REQUIRED WORK> Repeat each line of the material below exactly as it appears, minus any pictures.

INFORMATION PROVIDED>
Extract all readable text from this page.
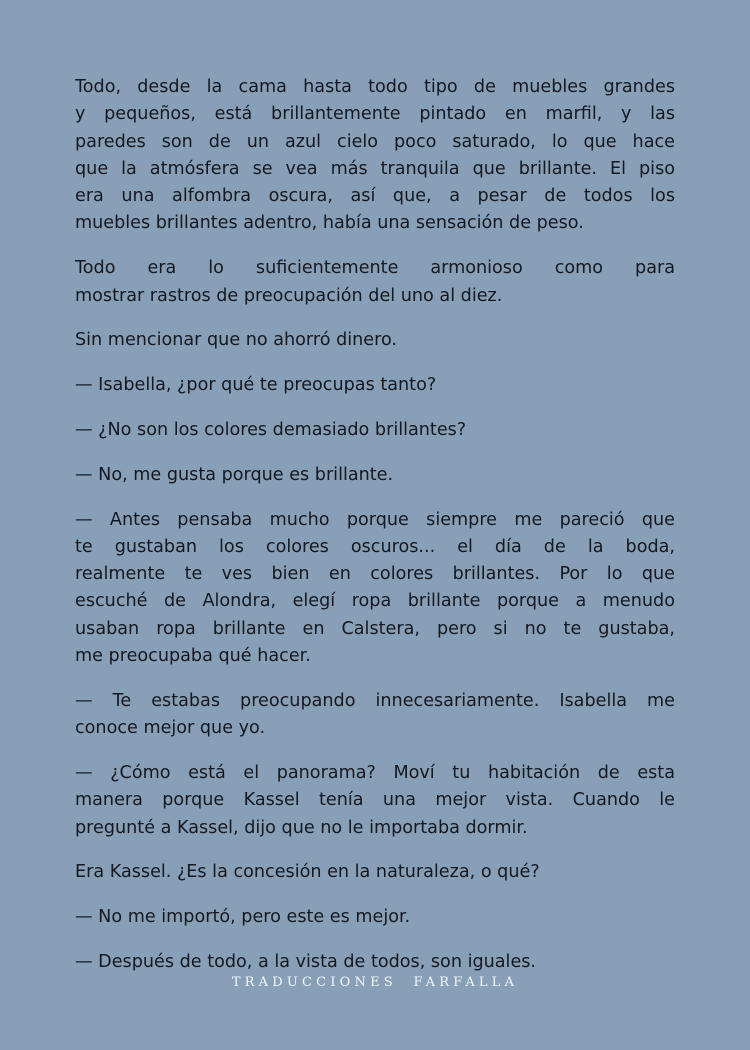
Todo, desde la cama hasta todo tipo de muebles grandes
y pequeños, está brillantemente pintado en marfil, y las
paredes son de un azul cielo poco saturado, lo que hace
que la atmósfera se vea más tranquila que brillante. El piso
era una alfombra oscura, así que, a pesar de todos los
muebles brillantes adentro, había una sensación de peso.
Todo era lo suficientemente armonioso como para
mostrar rastros de preocupación del uno al diez.
Sin mencionar que no ahorró dinero.
— Isabella, ¿por qué te preocupas tanto?
— ¿No son los colores demasiado brillantes?
— No, me gusta porque es brillante.
— Antes pensaba mucho porque siempre me pareció que
te gustaban los colores oscuros... el día de la boda,
realmente te ves bien en colores brillantes. Por lo que
escuché de Alondra, elegí ropa brillante porque a menudo
usaban ropa brillante en Calstera, pero si no te gustaba,
me preocupaba qué hacer.
— Te estabas preocupando innecesariamente. Isabella me
conoce mejor que yo.
— ¿Cómo está el panorama? Moví tu habitación de esta
manera porque Kassel tenía una mejor vista. Cuando le
pregunté a Kassel, dijo que no le importaba dormir.
Era Kassel. ¿Es la concesión en la naturaleza, o qué?
— No me importó, pero este es mejor.
— Después de todo, a la vista de todos, son iguales.
TRADUCCIONES  FARFALLA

SOLUTION TO THIS TASK>
Extract all readable text from this page.
Todo, desde la cama hasta todo tipo de muebles grandes
y pequeños, está brillantemente pintado en marfil, y las
paredes son de un azul cielo poco saturado, lo que hace
que la atmósfera se vea más tranquila que brillante. El piso
era una alfombra oscura, así que, a pesar de todos los
muebles brillantes adentro, había una sensación de peso.
Todo era lo suficientemente armonioso como para
mostrar rastros de preocupación del uno al diez.
Sin mencionar que no ahorró dinero.
— Isabella, ¿por qué te preocupas tanto?
— ¿No son los colores demasiado brillantes?
— No, me gusta porque es brillante.
— Antes pensaba mucho porque siempre me pareció que
te gustaban los colores oscuros... el día de la boda,
realmente te ves bien en colores brillantes. Por lo que
escuché de Alondra, elegí ropa brillante porque a menudo
usaban ropa brillante en Calstera, pero si no te gustaba,
me preocupaba qué hacer.
— Te estabas preocupando innecesariamente. Isabella me
conoce mejor que yo.
— ¿Cómo está el panorama? Moví tu habitación de esta
manera porque Kassel tenía una mejor vista. Cuando le
pregunté a Kassel, dijo que no le importaba dormir.
Era Kassel. ¿Es la concesión en la naturaleza, o qué?
— No me importó, pero este es mejor.
— Después de todo, a la vista de todos, son iguales.
TRADUCCIONES  FARFALLA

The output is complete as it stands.